[Records excerpted from a collection]

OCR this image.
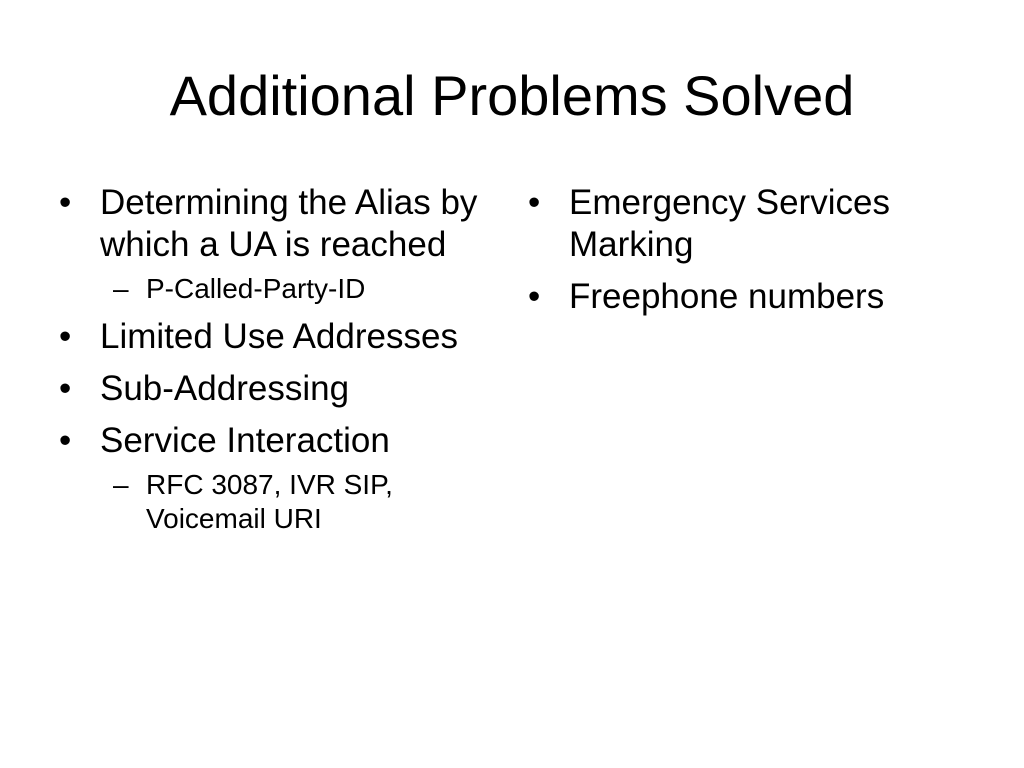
Additional Problems Solved
• Determining the Alias by which a UA is reached
– P-Called-Party-ID
• Limited Use Addresses
• Sub-Addressing
• Service Interaction
– RFC 3087, IVR SIP, Voicemail URI
• Emergency Services Marking
• Freephone numbers
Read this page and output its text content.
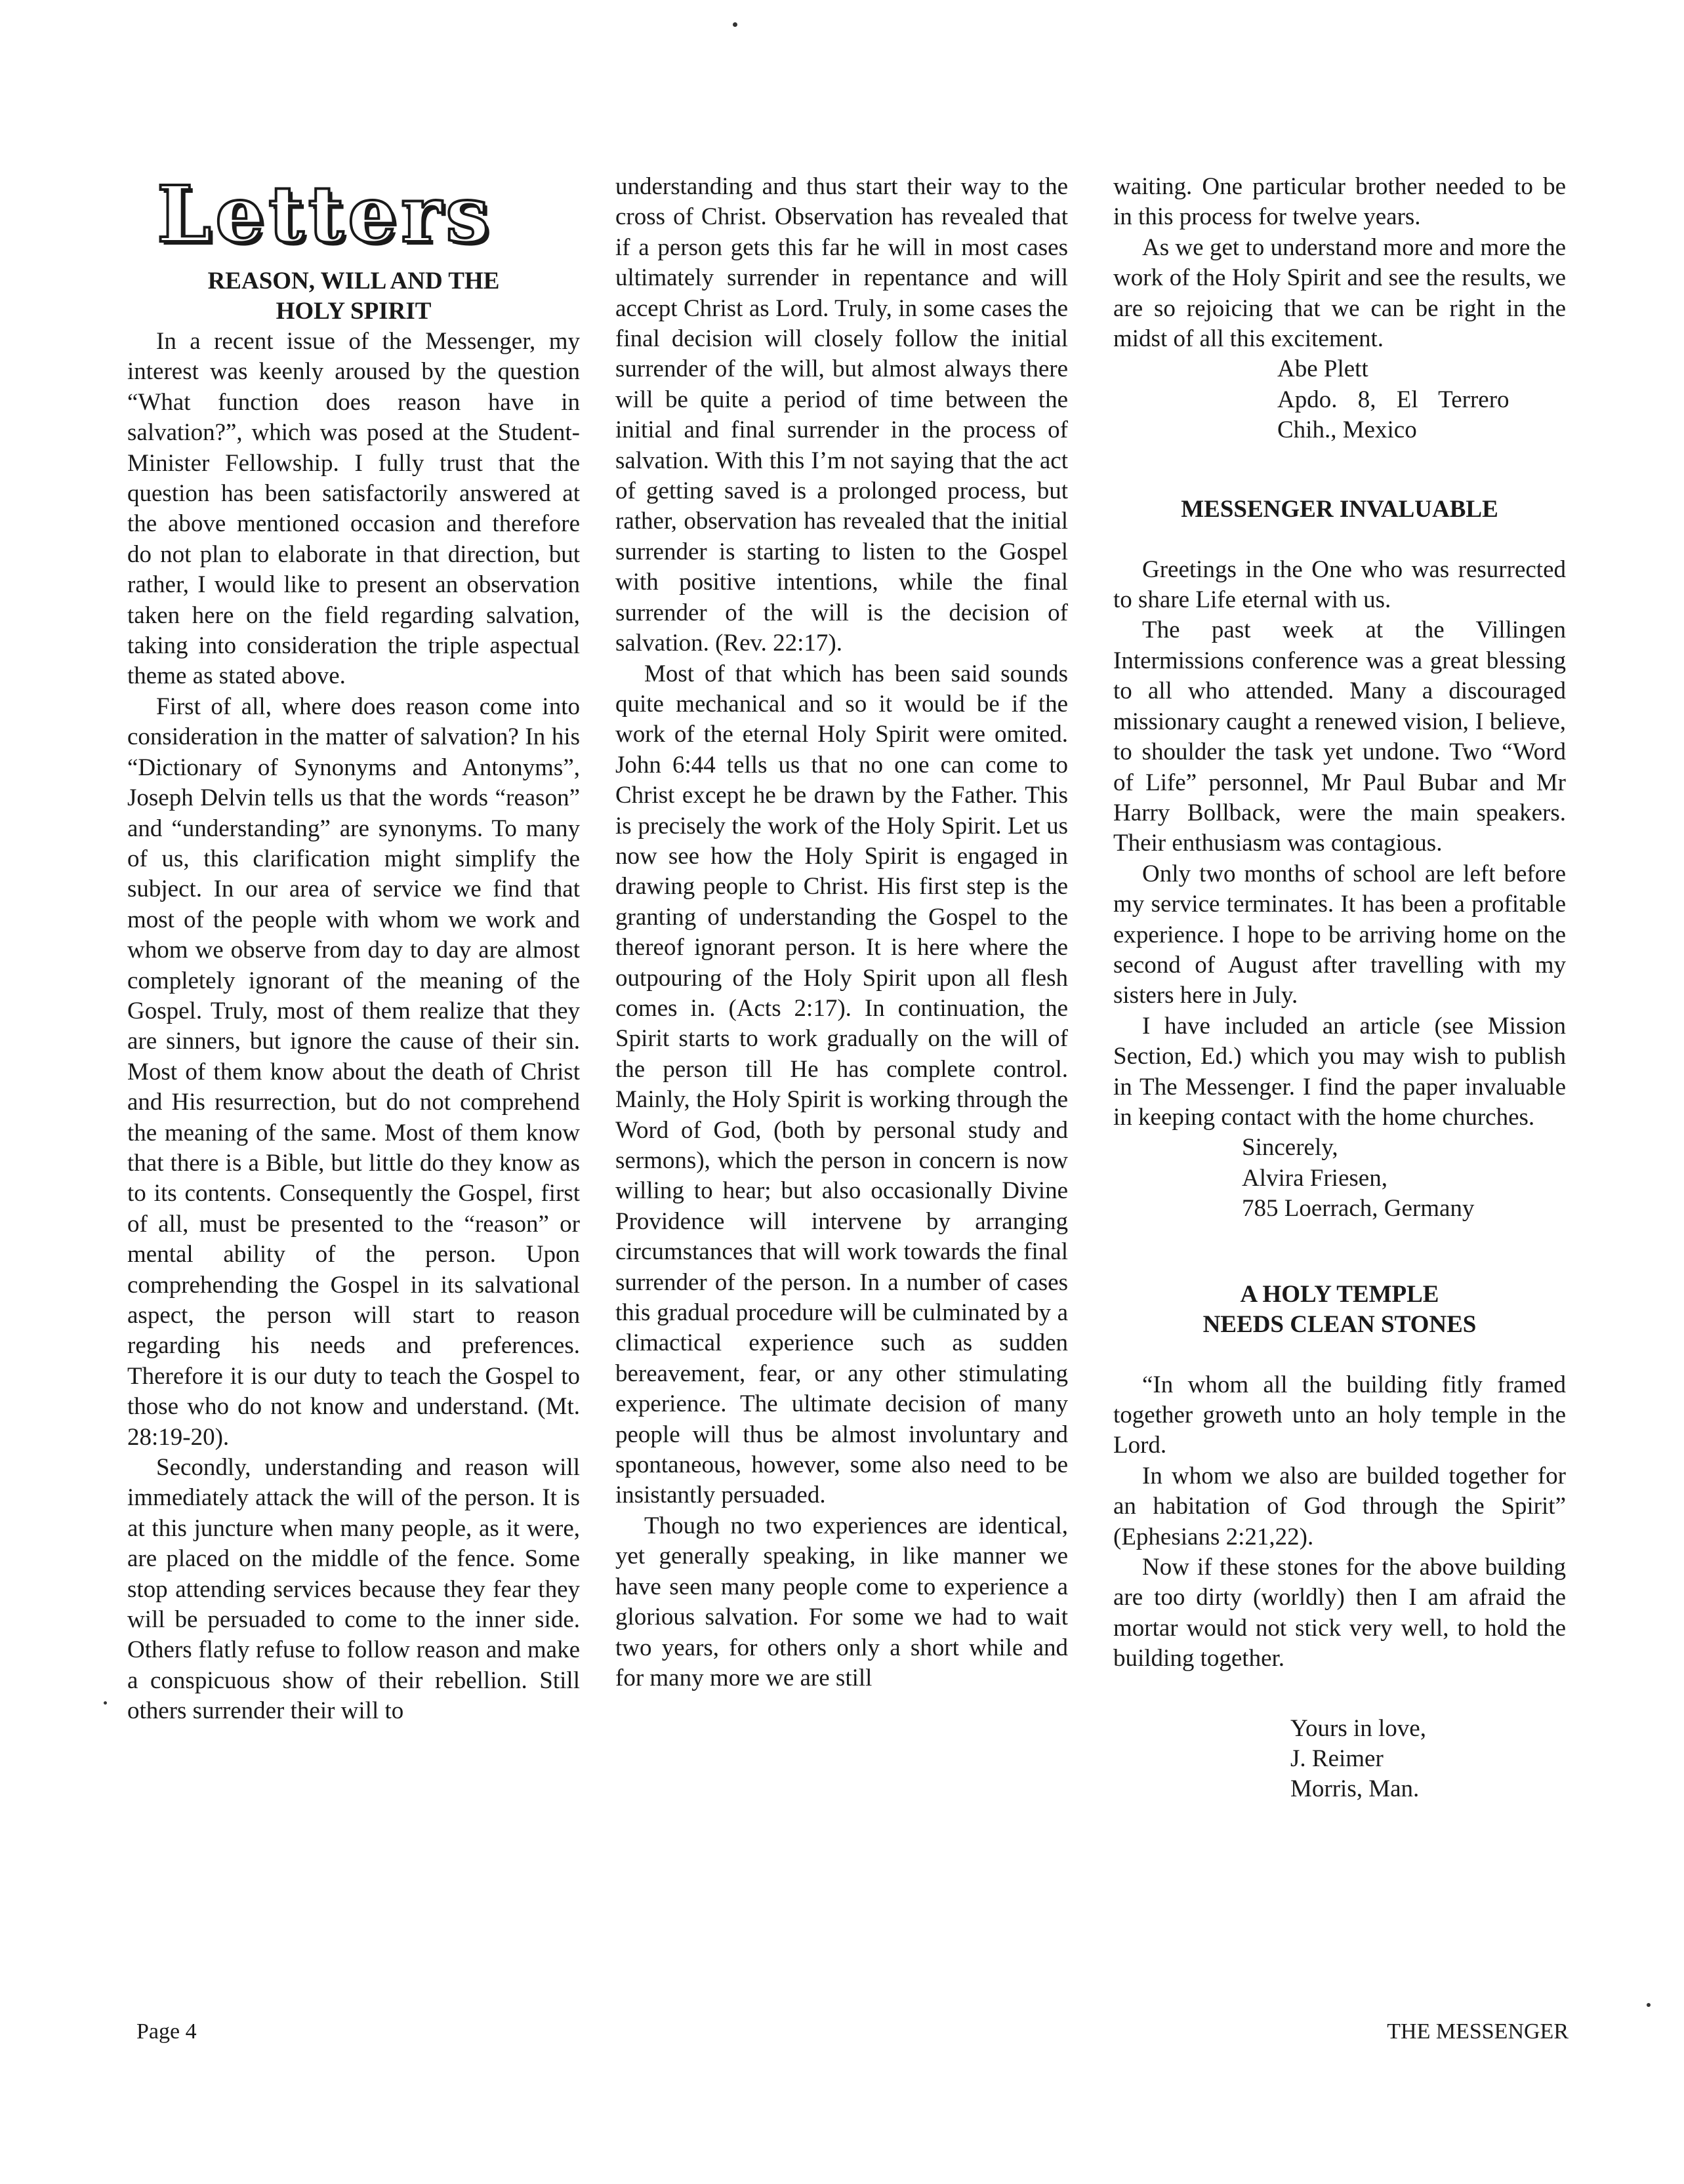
Letters
REASON, WILL AND THE HOLY SPIRIT

In a recent issue of the Messenger, my interest was keenly aroused by the question “What function does reason have in salvation?”, which was posed at the Student-Minister Fellowship. I fully trust that the question has been satisfactorily answered at the above mentioned occasion and therefore do not plan to elaborate in that direction, but rather, I would like to present an observation taken here on the field regarding salvation, taking into consideration the triple aspectual theme as stated above.

First of all, where does reason come into consideration in the matter of salvation? In his “Dictionary of Synonyms and Antonyms”, Joseph Delvin tells us that the words “reason” and “understanding” are synonyms. To many of us, this clarification might simplify the subject. In our area of service we find that most of the people with whom we work and whom we observe from day to day are almost completely ignorant of the meaning of the Gospel. Truly, most of them realize that they are sinners, but ignore the cause of their sin. Most of them know about the death of Christ and His resurrection, but do not comprehend the meaning of the same. Most of them know that there is a Bible, but little do they know as to its contents. Consequently the Gospel, first of all, must be presented to the “reason” or mental ability of the person. Upon comprehending the Gospel in its salvational aspect, the person will start to reason regarding his needs and preferences. Therefore it is our duty to teach the Gospel to those who do not know and understand. (Mt. 28:19-20).

Secondly, understanding and reason will immediately attack the will of the person. It is at this juncture when many people, as it were, are placed on the middle of the fence. Some stop attending services because they fear they will be persuaded to come to the inner side. Others flatly refuse to follow reason and make a conspicuous show of their rebellion. Still others surrender their will to

understanding and thus start their way to the cross of Christ. Observation has revealed that if a person gets this far he will in most cases ultimately surrender in repentance and will accept Christ as Lord. Truly, in some cases the final decision will closely follow the initial surrender of the will, but almost always there will be quite a period of time between the initial and final surrender in the process of salvation. With this I’m not saying that the act of getting saved is a prolonged process, but rather, observation has revealed that the initial surrender is starting to listen to the Gospel with positive intentions, while the final surrender of the will is the decision of salvation. (Rev. 22:17).

Most of that which has been said sounds quite mechanical and so it would be if the work of the eternal Holy Spirit were omited. John 6:44 tells us that no one can come to Christ except he be drawn by the Father. This is precisely the work of the Holy Spirit. Let us now see how the Holy Spirit is engaged in drawing people to Christ. His first step is the granting of understanding the Gospel to the thereof ignorant person. It is here where the outpouring of the Holy Spirit upon all flesh comes in. (Acts 2:17). In continuation, the Spirit starts to work gradually on the will of the person till He has complete control. Mainly, the Holy Spirit is working through the Word of God, (both by personal study and sermons), which the person in concern is now willing to hear; but also occasionally Divine Providence will intervene by arranging circumstances that will work towards the final surrender of the person. In a number of cases this gradual procedure will be culminated by a climactical experience such as sudden bereavement, fear, or any other stimulating experience. The ultimate decision of many people will thus be almost involuntary and spontaneous, however, some also need to be insistantly persuaded.

Though no two experiences are identical, yet generally speaking, in like manner we have seen many people come to experience a glorious salvation. For some we had to wait two years, for others only a short while and for many more we are still

waiting. One particular brother needed to be in this process for twelve years.

As we get to understand more and more the work of the Holy Spirit and see the results, we are so rejoicing that we can be right in the midst of all this excitement.

Abe Plett
Apdo. 8, El Terrero
Chih., Mexico
MESSENGER INVALUABLE

Greetings in the One who was resurrected to share Life eternal with us.

The past week at the Villingen Intermissions conference was a great blessing to all who attended. Many a discouraged missionary caught a renewed vision, I believe, to shoulder the task yet undone. Two “Word of Life” personnel, Mr Paul Bubar and Mr Harry Bollback, were the main speakers. Their enthusiasm was contagious.

Only two months of school are left before my service terminates. It has been a profitable experience. I hope to be arriving home on the second of August after travelling with my sisters here in July.

I have included an article (see Mission Section, Ed.) which you may wish to publish in The Messenger. I find the paper invaluable in keeping contact with the home churches.

Sincerely,
Alvira Friesen,
785 Loerrach, Germany
A HOLY TEMPLE NEEDS CLEAN STONES

“In whom all the building fitly framed together groweth unto an holy temple in the Lord.

In whom we also are builded together for an habitation of God through the Spirit” (Ephesians 2:21,22).

Now if these stones for the above building are too dirty (worldly) then I am afraid the mortar would not stick very well, to hold the building together.

Yours in love,
J. Reimer
Morris, Man.
Page 4	THE MESSENGER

#### DIRECTION
Scan the material and collect every line that contains "also".

#### RESULT OF THE TASK
Most of that which has been said sounds quite mechanical and so it would be if the work of the eternal Holy Spirit were omited. John 6:44 tells us that no one can come to Christ except he be drawn by the Father. This is precisely the work of the Holy Spirit. Let us now see how the Holy Spirit is engaged in drawing people to Christ. His first step is the granting of understanding the Gospel to the thereof ignorant person. It is here where the outpouring of the Holy Spirit upon all flesh comes in. (Acts 2:17). In continuation, the Spirit starts to work gradually on the will of the person till He has complete control. Mainly, the Holy Spirit is working through the Word of God, (both by personal study and sermons), which the person in concern is now willing to hear; but also occasionally Divine Providence will intervene by arranging circumstances that will work towards the final surrender of the person. In a number of cases this gradual procedure will be culminated by a climactical experience such as sudden bereavement, fear, or any other stimulating experience. The ultimate decision of many people will thus be almost involuntary and spontaneous, however, some also need to be insistantly persuaded.
In whom we also are builded together for an habitation of God through the Spirit” (Ephesians 2:21,22).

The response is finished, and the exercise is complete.